* WHAT THE TASK ASKS: Return all lines with the word "连续触发业务规则" in them.

## begin

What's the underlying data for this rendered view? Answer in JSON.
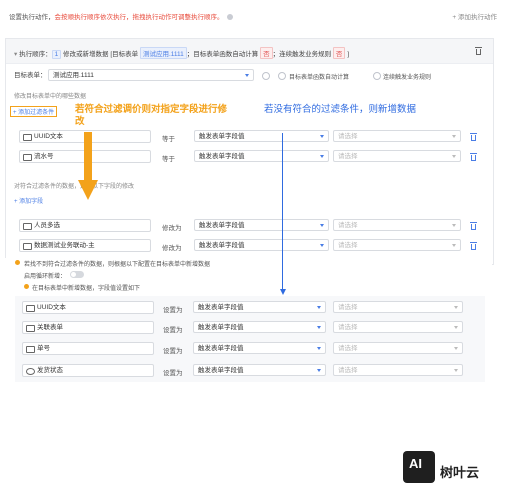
{
  "topbar": {
    "hint_prefix": "设置执行动作，",
    "hint_red": "会按顺执行顺序依次执行，拖拽执行动作可调整执行顺序。",
    "add_action": "+ 添加执行动作"
  },
  "panel": {
    "exec_order_label": "执行顺序：",
    "exec_order_value": "1",
    "action_label": "修改或新增数据",
    "target_label": "[目标表单",
    "target_value": "测试应用.1111",
    "trigger_label": "；目标表单函数自动计算",
    "trigger_value": "否",
    "rule_label": "；连续触发业务规则",
    "rule_value": "否",
    "end_bracket": "]",
    "target_form_label": "目标表单：",
    "target_form_value": "测试应用.1111",
    "opt_auto_calc": "目标表单函数自动计算",
    "opt_continuous": "连续触发业务规则",
    "modify_hint": "修改目标表单中的哪些数据",
    "add_filter": "+ 添加过滤条件",
    "filters": [
      {
        "field": "UUID文本",
        "op": "等于",
        "value": "触发表单字段值",
        "target": "请选择"
      },
      {
        "field": "流水号",
        "op": "等于",
        "value": "触发表单字段值",
        "target": "请选择"
      }
    ],
    "update_hint": "对符合过滤条件的数据，进行以下字段的修改",
    "add_field": "+ 添加字段",
    "updates": [
      {
        "field": "人员多选",
        "op": "修改为",
        "value": "触发表单字段值",
        "target": "请选择"
      },
      {
        "field": "数据测试业务联动-主",
        "op": "修改为",
        "value": "触发表单字段值",
        "target": "请选择"
      }
    ]
  },
  "lower": {
    "notice": "若找不到符合过滤条件的数据，则根据以下配置在目标表单中新增数据",
    "loop_label": "启用循环新增：",
    "add_hint": "在目标表单中新增数据，字段值设置如下",
    "rows": [
      {
        "field": "UUID文本",
        "op": "设置为",
        "value": "触发表单字段值",
        "target": "请选择"
      },
      {
        "field": "关联表单",
        "op": "设置为",
        "value": "触发表单字段值",
        "target": "请选择"
      },
      {
        "field": "单号",
        "op": "设置为",
        "value": "触发表单字段值",
        "target": "请选择"
      },
      {
        "field": "发货状态",
        "op": "设置为",
        "value": "触发表单字段值",
        "target": "请选择"
      }
    ]
  },
  "annotations": {
    "orange": "若符合过滤调价则对指定字段进行修改",
    "blue": "若没有符合的过滤条件，则新增数据"
  },
  "watermark": {
    "logo": "AI",
    "name": "树叶云"
  },
  "colors": {
    "accent": "#4a7de5",
    "orange": "#f3a21b",
    "blue_annot": "#2f6be0",
    "danger": "#e05252"
  }
}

## end

* EXPECTED ANSWER:
    "rule_label": "；连续触发业务规则",
    "opt_continuous": "连续触发业务规则",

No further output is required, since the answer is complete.